===== Rows =====
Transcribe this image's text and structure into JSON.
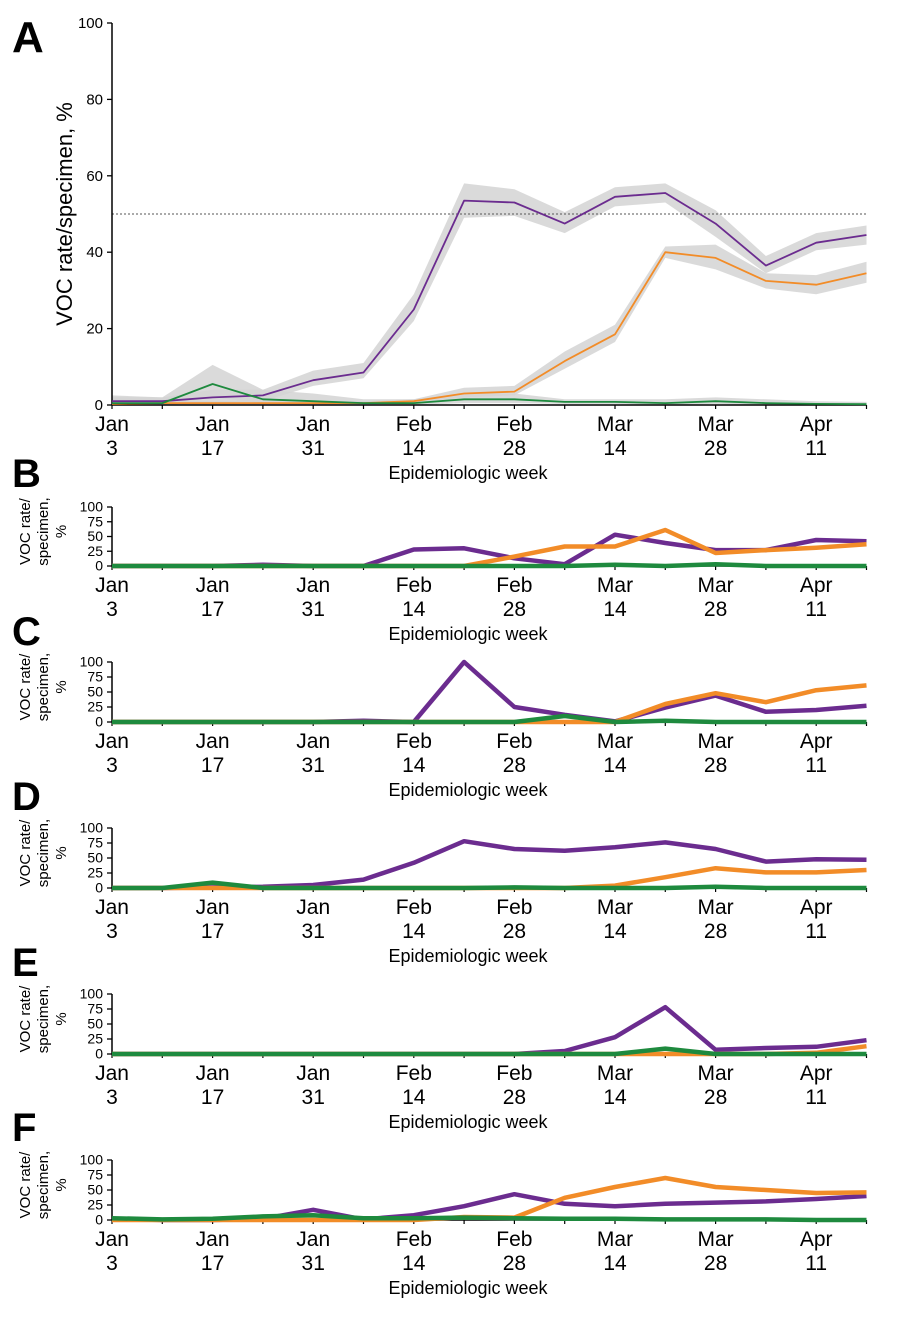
{
  "figure": {
    "x_tick_labels": [
      [
        "Jan",
        "3"
      ],
      [
        "Jan",
        "17"
      ],
      [
        "Jan",
        "31"
      ],
      [
        "Feb",
        "14"
      ],
      [
        "Feb",
        "28"
      ],
      [
        "Mar",
        "14"
      ],
      [
        "Mar",
        "28"
      ],
      [
        "Apr",
        "11"
      ]
    ],
    "x_tick_weeks": [
      0,
      2,
      4,
      6,
      8,
      10,
      12,
      14
    ],
    "colors": {
      "purple": "#6b2c8f",
      "orange": "#f28c28",
      "green": "#1e8a3e",
      "band": "#d3d3d3",
      "reference_line": "#555555"
    }
  },
  "chart_data": [
    {
      "panel": "A",
      "type": "line",
      "xlabel": "Epidemiologic week",
      "ylabel": "VOC rate/specimen, %",
      "ylim": [
        0,
        100
      ],
      "yticks": [
        0,
        20,
        40,
        60,
        80,
        100
      ],
      "reference_line": 50,
      "x": [
        0,
        1,
        2,
        3,
        4,
        5,
        6,
        7,
        8,
        9,
        10,
        11,
        12,
        13,
        14,
        15
      ],
      "series": [
        {
          "color": "purple",
          "values": [
            1,
            1,
            2,
            2.5,
            6.5,
            8.5,
            25,
            53.5,
            53,
            47.5,
            54.5,
            55.5,
            47.5,
            36.5,
            42.5,
            44.5
          ],
          "ci_lower": [
            0,
            0,
            0.5,
            1,
            5,
            7,
            22,
            49,
            49.5,
            45,
            52,
            53,
            44,
            34.5,
            40.5,
            42
          ],
          "ci_upper": [
            2.5,
            2,
            4,
            4,
            9,
            11,
            29,
            58,
            56.5,
            50.5,
            57,
            58,
            51,
            39,
            45,
            47
          ]
        },
        {
          "color": "orange",
          "values": [
            0.3,
            0.5,
            0.5,
            0.5,
            0.5,
            0.5,
            1,
            3,
            3.5,
            11.5,
            18.5,
            40,
            38.5,
            32.5,
            31.5,
            34.5
          ],
          "ci_lower": [
            0,
            0,
            0,
            0,
            0,
            0,
            0.5,
            2,
            2.5,
            9.5,
            16.5,
            38.5,
            35.5,
            30.5,
            29,
            32
          ],
          "ci_upper": [
            1,
            1,
            1,
            1,
            1,
            1,
            1.5,
            4.5,
            5,
            14,
            21,
            41.5,
            42,
            34.5,
            34,
            37.5
          ]
        },
        {
          "color": "green",
          "values": [
            0.5,
            0.5,
            5.5,
            1.5,
            1,
            0.5,
            0.5,
            1.5,
            1.5,
            0.8,
            0.8,
            0.5,
            1,
            0.5,
            0.3,
            0.2
          ],
          "ci_lower": [
            0,
            0,
            2,
            0.5,
            0,
            0,
            0,
            0.5,
            0.5,
            0.3,
            0.3,
            0,
            0.3,
            0,
            0,
            0
          ],
          "ci_upper": [
            2,
            2,
            10.5,
            4,
            3,
            1.5,
            1.5,
            3,
            3,
            1.5,
            1.5,
            1.5,
            2,
            1.5,
            1,
            0.8
          ]
        }
      ]
    },
    {
      "panel": "B",
      "type": "line",
      "xlabel": "Epidemiologic week",
      "ylabel_lines": [
        "VOC rate/",
        "specimen,",
        "%"
      ],
      "ylim": [
        0,
        100
      ],
      "yticks": [
        0,
        25,
        50,
        75,
        100
      ],
      "x": [
        0,
        1,
        2,
        3,
        4,
        5,
        6,
        7,
        8,
        9,
        10,
        11,
        12,
        13,
        14,
        15
      ],
      "series": [
        {
          "color": "purple",
          "values": [
            0,
            0,
            0,
            2,
            0,
            0,
            28,
            30,
            13,
            3,
            53,
            39,
            27,
            27,
            44,
            42
          ]
        },
        {
          "color": "orange",
          "values": [
            0,
            0,
            0,
            0,
            0,
            0,
            0,
            0,
            16,
            33,
            33,
            61,
            22,
            27,
            31,
            37
          ]
        },
        {
          "color": "green",
          "values": [
            0,
            0,
            0,
            0,
            0,
            0,
            0,
            0,
            0,
            0,
            2,
            0,
            3,
            0,
            0,
            0
          ]
        }
      ]
    },
    {
      "panel": "C",
      "type": "line",
      "xlabel": "Epidemiologic week",
      "ylabel_lines": [
        "VOC rate/",
        "specimen,",
        "%"
      ],
      "ylim": [
        0,
        100
      ],
      "yticks": [
        0,
        25,
        50,
        75,
        100
      ],
      "x": [
        0,
        1,
        2,
        3,
        4,
        5,
        6,
        7,
        8,
        9,
        10,
        11,
        12,
        13,
        14,
        15
      ],
      "series": [
        {
          "color": "purple",
          "values": [
            0,
            0,
            0,
            0,
            0,
            2,
            0,
            100,
            25,
            12,
            1,
            24,
            44,
            17,
            20,
            27
          ]
        },
        {
          "color": "orange",
          "values": [
            0,
            0,
            0,
            0,
            0,
            0,
            0,
            0,
            0,
            0,
            0,
            30,
            48,
            33,
            53,
            61
          ]
        },
        {
          "color": "green",
          "values": [
            0,
            0,
            0,
            0,
            0,
            0,
            0,
            0,
            0,
            10,
            0,
            2,
            0,
            0,
            0,
            0
          ]
        }
      ]
    },
    {
      "panel": "D",
      "type": "line",
      "xlabel": "Epidemiologic week",
      "ylabel_lines": [
        "VOC rate/",
        "specimen,",
        "%"
      ],
      "ylim": [
        0,
        100
      ],
      "yticks": [
        0,
        25,
        50,
        75,
        100
      ],
      "x": [
        0,
        1,
        2,
        3,
        4,
        5,
        6,
        7,
        8,
        9,
        10,
        11,
        12,
        13,
        14,
        15
      ],
      "series": [
        {
          "color": "purple",
          "values": [
            0,
            0,
            1,
            2,
            5,
            14,
            42,
            78,
            65,
            62,
            68,
            76,
            65,
            44,
            48,
            47
          ]
        },
        {
          "color": "orange",
          "values": [
            0,
            0,
            0,
            0,
            0,
            0,
            0,
            0,
            0,
            0,
            4,
            18,
            33,
            26,
            26,
            30
          ]
        },
        {
          "color": "green",
          "values": [
            0,
            0,
            9,
            0,
            0,
            0,
            0,
            0,
            1,
            0,
            0,
            0,
            2,
            0,
            0,
            0
          ]
        }
      ]
    },
    {
      "panel": "E",
      "type": "line",
      "xlabel": "Epidemiologic week",
      "ylabel_lines": [
        "VOC rate/",
        "specimen,",
        "%"
      ],
      "ylim": [
        0,
        100
      ],
      "yticks": [
        0,
        25,
        50,
        75,
        100
      ],
      "x": [
        0,
        1,
        2,
        3,
        4,
        5,
        6,
        7,
        8,
        9,
        10,
        11,
        12,
        13,
        14,
        15
      ],
      "series": [
        {
          "color": "purple",
          "values": [
            0,
            0,
            0,
            0,
            0,
            0,
            0,
            0,
            0,
            5,
            28,
            78,
            7,
            10,
            12,
            23
          ]
        },
        {
          "color": "orange",
          "values": [
            0,
            0,
            0,
            0,
            0,
            0,
            0,
            0,
            0,
            0,
            0,
            0,
            0,
            0,
            2,
            13
          ]
        },
        {
          "color": "green",
          "values": [
            0,
            0,
            0,
            0,
            0,
            0,
            0,
            0,
            0,
            0,
            0,
            9,
            0,
            0,
            0,
            0
          ]
        }
      ]
    },
    {
      "panel": "F",
      "type": "line",
      "xlabel": "Epidemiologic week",
      "ylabel_lines": [
        "VOC rate/",
        "specimen,",
        "%"
      ],
      "ylim": [
        0,
        100
      ],
      "yticks": [
        0,
        25,
        50,
        75,
        100
      ],
      "x": [
        0,
        1,
        2,
        3,
        4,
        5,
        6,
        7,
        8,
        9,
        10,
        11,
        12,
        13,
        14,
        15
      ],
      "series": [
        {
          "color": "purple",
          "values": [
            2,
            0,
            0,
            2,
            17,
            1,
            8,
            23,
            43,
            27,
            23,
            27,
            29,
            31,
            35,
            40
          ]
        },
        {
          "color": "orange",
          "values": [
            0,
            0,
            0,
            0,
            0,
            0,
            0,
            5,
            4,
            37,
            55,
            70,
            55,
            50,
            45,
            46
          ]
        },
        {
          "color": "green",
          "values": [
            3,
            1,
            2,
            6,
            8,
            3,
            3,
            4,
            3,
            2,
            2,
            1,
            1,
            1,
            0,
            0
          ]
        }
      ]
    }
  ]
}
=====
# What the task requires
Scan the data for the word "panel" and copy every line where it shows up.

# Response
      "panel": "A",
      "panel": "B",
      "panel": "C",
      "panel": "D",
      "panel": "E",
      "panel": "F",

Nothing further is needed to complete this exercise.